■ **INPUT ROWS**
+ + + +

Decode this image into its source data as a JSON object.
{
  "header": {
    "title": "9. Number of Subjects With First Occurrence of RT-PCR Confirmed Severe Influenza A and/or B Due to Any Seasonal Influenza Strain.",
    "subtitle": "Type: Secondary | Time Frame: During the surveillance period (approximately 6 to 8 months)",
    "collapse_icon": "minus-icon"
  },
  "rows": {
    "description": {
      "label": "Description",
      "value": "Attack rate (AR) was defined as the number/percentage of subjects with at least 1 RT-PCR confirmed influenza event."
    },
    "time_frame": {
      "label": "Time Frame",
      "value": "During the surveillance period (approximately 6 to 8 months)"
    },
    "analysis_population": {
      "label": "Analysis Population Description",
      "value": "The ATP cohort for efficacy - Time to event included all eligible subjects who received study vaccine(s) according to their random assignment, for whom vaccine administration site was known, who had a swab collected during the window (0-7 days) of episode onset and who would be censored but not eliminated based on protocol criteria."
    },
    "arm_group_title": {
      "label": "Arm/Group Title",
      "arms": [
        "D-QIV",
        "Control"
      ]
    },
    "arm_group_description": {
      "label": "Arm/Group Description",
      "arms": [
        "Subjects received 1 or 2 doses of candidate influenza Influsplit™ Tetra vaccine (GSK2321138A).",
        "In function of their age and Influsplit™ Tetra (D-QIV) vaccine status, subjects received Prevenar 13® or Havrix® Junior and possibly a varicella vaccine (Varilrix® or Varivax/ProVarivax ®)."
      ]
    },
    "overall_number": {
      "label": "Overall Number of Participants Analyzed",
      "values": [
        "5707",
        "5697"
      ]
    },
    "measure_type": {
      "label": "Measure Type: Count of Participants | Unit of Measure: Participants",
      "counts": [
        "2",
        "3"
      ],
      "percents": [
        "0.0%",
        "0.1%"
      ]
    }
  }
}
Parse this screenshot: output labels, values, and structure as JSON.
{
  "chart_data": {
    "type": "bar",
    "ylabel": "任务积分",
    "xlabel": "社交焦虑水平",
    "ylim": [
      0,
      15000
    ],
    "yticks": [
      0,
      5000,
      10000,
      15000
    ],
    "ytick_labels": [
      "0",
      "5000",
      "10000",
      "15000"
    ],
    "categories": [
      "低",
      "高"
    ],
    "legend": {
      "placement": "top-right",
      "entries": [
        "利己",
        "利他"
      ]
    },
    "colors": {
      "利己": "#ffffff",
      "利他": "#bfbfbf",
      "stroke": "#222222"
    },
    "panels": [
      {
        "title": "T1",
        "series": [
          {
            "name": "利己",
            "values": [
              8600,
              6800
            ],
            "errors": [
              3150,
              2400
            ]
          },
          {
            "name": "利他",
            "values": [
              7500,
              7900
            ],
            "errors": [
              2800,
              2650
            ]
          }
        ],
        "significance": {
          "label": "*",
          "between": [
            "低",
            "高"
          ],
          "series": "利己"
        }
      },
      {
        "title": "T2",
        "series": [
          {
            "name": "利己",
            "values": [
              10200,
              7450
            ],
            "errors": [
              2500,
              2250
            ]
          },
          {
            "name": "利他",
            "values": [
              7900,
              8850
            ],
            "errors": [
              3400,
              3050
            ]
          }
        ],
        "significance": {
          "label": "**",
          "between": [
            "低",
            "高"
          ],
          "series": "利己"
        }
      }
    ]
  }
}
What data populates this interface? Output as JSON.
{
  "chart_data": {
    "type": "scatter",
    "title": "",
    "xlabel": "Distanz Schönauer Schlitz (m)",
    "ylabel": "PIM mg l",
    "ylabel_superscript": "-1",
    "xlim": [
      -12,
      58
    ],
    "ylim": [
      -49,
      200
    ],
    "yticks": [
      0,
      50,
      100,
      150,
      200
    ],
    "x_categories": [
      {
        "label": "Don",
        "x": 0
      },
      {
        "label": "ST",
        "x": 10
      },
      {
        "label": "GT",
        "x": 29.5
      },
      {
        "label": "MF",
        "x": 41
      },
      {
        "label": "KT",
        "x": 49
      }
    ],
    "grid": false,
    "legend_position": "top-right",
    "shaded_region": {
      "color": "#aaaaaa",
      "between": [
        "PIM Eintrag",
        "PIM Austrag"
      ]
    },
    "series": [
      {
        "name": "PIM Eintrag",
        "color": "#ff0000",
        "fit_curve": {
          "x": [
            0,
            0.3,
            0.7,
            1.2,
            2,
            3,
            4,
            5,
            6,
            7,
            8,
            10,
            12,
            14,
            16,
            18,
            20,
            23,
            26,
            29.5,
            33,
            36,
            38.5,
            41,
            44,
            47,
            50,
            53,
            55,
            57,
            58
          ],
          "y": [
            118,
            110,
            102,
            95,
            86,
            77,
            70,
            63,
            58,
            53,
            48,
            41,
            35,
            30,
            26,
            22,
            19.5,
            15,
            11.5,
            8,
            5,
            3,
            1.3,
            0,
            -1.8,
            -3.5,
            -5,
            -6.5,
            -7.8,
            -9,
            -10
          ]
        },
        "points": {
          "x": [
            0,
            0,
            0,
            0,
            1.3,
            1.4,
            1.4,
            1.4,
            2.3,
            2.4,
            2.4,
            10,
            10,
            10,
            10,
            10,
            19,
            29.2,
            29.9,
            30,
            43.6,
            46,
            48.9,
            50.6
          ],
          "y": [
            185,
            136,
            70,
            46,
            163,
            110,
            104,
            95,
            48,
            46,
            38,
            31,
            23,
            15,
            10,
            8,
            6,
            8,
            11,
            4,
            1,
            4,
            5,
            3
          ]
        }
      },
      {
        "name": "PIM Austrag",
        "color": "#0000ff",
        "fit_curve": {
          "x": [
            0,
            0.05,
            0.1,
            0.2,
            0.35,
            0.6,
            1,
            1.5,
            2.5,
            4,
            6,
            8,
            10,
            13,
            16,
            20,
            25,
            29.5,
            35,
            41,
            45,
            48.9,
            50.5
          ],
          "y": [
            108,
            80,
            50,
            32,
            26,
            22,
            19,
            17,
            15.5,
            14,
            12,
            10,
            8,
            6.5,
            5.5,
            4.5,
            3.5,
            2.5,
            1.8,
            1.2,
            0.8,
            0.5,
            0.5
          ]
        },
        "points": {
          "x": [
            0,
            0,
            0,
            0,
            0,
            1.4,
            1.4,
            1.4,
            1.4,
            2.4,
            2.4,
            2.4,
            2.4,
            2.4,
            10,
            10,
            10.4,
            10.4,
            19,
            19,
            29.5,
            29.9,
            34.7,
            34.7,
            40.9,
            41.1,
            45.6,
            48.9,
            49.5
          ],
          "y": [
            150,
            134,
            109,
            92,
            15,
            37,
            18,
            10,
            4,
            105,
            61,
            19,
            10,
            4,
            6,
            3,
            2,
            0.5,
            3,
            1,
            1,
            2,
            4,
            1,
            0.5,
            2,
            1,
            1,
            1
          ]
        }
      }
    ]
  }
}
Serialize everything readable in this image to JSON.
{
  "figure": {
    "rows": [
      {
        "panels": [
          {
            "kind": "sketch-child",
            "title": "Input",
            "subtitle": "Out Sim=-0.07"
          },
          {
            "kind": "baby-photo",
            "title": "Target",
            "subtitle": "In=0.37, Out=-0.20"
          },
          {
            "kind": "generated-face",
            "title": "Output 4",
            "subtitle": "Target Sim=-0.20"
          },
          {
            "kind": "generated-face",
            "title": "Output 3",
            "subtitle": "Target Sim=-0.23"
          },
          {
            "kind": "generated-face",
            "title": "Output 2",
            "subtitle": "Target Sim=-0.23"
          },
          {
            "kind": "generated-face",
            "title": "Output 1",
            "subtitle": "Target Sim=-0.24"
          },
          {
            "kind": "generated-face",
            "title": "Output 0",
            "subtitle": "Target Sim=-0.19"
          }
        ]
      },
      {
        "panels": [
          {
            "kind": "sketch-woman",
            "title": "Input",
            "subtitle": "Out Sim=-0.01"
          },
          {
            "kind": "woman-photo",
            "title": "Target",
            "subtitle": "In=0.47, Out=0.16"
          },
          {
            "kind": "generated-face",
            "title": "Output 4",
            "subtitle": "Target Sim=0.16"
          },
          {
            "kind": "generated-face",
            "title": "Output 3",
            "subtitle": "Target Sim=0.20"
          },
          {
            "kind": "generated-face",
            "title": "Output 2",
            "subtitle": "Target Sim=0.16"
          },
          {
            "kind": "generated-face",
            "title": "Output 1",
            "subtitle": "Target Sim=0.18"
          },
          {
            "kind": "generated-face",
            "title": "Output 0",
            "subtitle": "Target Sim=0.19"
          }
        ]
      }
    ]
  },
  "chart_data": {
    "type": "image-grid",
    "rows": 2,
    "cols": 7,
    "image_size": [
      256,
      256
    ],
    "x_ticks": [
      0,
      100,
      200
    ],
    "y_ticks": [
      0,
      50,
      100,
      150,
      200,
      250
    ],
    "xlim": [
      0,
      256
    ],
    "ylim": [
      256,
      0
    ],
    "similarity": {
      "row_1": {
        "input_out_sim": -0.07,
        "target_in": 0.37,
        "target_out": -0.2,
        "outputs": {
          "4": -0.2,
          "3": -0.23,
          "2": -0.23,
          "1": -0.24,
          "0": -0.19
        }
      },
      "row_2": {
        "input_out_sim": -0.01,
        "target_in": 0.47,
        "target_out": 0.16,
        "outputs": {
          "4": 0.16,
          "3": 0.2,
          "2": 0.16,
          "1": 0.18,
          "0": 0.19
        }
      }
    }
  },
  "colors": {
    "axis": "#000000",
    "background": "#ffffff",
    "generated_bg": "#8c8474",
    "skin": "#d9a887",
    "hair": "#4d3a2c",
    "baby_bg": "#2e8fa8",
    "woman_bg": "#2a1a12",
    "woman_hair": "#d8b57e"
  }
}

+ + + +

■ **AIM**
Search the records for the word "period" and copy every line where it occurs.

■ **CORRECT OUTPUT**
    "subtitle": "Type: Secondary | Time Frame: During the surveillance period (approximately 6 to 8 months)",
      "value": "During the surveillance period (approximately 6 to 8 months)"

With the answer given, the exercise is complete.